→ **Exercise**
Return the whole listing exactly as it stands.

→ **Stored records**
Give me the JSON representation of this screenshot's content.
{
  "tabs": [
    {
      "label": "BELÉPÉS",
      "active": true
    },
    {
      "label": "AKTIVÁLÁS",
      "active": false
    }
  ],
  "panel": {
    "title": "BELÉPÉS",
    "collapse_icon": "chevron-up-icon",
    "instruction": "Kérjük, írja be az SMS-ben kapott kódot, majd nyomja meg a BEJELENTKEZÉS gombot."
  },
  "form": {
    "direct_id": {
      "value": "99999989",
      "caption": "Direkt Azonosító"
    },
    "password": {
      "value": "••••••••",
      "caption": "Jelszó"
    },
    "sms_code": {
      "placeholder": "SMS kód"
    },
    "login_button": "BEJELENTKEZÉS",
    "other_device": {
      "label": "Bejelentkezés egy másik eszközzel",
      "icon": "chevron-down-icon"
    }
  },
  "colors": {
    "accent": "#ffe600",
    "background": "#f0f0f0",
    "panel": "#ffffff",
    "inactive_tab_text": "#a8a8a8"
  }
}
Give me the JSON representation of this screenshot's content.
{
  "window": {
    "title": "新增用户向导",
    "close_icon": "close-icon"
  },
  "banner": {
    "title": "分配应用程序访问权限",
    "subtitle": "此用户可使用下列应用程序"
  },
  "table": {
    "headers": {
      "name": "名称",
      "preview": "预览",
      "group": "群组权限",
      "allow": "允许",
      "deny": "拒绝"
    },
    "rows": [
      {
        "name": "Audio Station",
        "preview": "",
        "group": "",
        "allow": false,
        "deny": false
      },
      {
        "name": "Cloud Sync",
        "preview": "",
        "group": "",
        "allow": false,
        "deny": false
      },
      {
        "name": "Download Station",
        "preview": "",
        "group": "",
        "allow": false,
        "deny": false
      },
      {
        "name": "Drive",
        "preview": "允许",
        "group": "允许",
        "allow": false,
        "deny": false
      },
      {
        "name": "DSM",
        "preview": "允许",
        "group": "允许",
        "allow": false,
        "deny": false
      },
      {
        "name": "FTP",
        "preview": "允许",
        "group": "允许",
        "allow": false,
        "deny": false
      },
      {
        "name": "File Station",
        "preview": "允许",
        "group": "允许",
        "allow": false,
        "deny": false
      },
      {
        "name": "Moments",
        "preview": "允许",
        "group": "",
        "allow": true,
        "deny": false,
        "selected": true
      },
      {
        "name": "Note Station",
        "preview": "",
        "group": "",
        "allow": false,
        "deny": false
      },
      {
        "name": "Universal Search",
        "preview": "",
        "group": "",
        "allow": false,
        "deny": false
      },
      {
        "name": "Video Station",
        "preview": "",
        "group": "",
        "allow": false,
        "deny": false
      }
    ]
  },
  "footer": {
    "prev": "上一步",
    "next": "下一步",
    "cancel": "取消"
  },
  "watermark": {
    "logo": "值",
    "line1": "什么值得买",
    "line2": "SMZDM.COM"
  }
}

→ **Solved problem**
Give me the JSON representation of this screenshot's content.
{
  "tabs": [
    {
      "label": "BELÉPÉS",
      "active": true
    },
    {
      "label": "AKTIVÁLÁS",
      "active": false
    }
  ],
  "panel": {
    "title": "BELÉPÉS",
    "collapse_icon": "chevron-up-icon",
    "instruction": "Kérjük, írja be az SMS-ben kapott kódot, majd nyomja meg a BEJELENTKEZÉS gombot."
  },
  "form": {
    "direct_id": {
      "value": "99999989",
      "caption": "Direkt Azonosító"
    },
    "password": {
      "value": "••••••••",
      "caption": "Jelszó"
    },
    "sms_code": {
      "placeholder": "SMS kód"
    },
    "login_button": "BEJELENTKEZÉS",
    "other_device": {
      "label": "Bejelentkezés egy másik eszközzel",
      "icon": "chevron-down-icon"
    }
  },
  "colors": {
    "accent": "#ffe600",
    "background": "#f0f0f0",
    "panel": "#ffffff",
    "inactive_tab_text": "#a8a8a8"
  }
}
Give me the JSON representation of this screenshot's content.
{
  "window": {
    "title": "新增用户向导",
    "close_icon": "close-icon"
  },
  "banner": {
    "title": "分配应用程序访问权限",
    "subtitle": "此用户可使用下列应用程序"
  },
  "table": {
    "headers": {
      "name": "名称",
      "preview": "预览",
      "group": "群组权限",
      "allow": "允许",
      "deny": "拒绝"
    },
    "rows": [
      {
        "name": "Audio Station",
        "preview": "",
        "group": "",
        "allow": false,
        "deny": false
      },
      {
        "name": "Cloud Sync",
        "preview": "",
        "group": "",
        "allow": false,
        "deny": false
      },
      {
        "name": "Download Station",
        "preview": "",
        "group": "",
        "allow": false,
        "deny": false
      },
      {
        "name": "Drive",
        "preview": "允许",
        "group": "允许",
        "allow": false,
        "deny": false
      },
      {
        "name": "DSM",
        "preview": "允许",
        "group": "允许",
        "allow": false,
        "deny": false
      },
      {
        "name": "FTP",
        "preview": "允许",
        "group": "允许",
        "allow": false,
        "deny": false
      },
      {
        "name": "File Station",
        "preview": "允许",
        "group": "允许",
        "allow": false,
        "deny": false
      },
      {
        "name": "Moments",
        "preview": "允许",
        "group": "",
        "allow": true,
        "deny": false,
        "selected": true
      },
      {
        "name": "Note Station",
        "preview": "",
        "group": "",
        "allow": false,
        "deny": false
      },
      {
        "name": "Universal Search",
        "preview": "",
        "group": "",
        "allow": false,
        "deny": false
      },
      {
        "name": "Video Station",
        "preview": "",
        "group": "",
        "allow": false,
        "deny": false
      }
    ]
  },
  "footer": {
    "prev": "上一步",
    "next": "下一步",
    "cancel": "取消"
  },
  "watermark": {
    "logo": "值",
    "line1": "什么值得买",
    "line2": "SMZDM.COM"
  }
}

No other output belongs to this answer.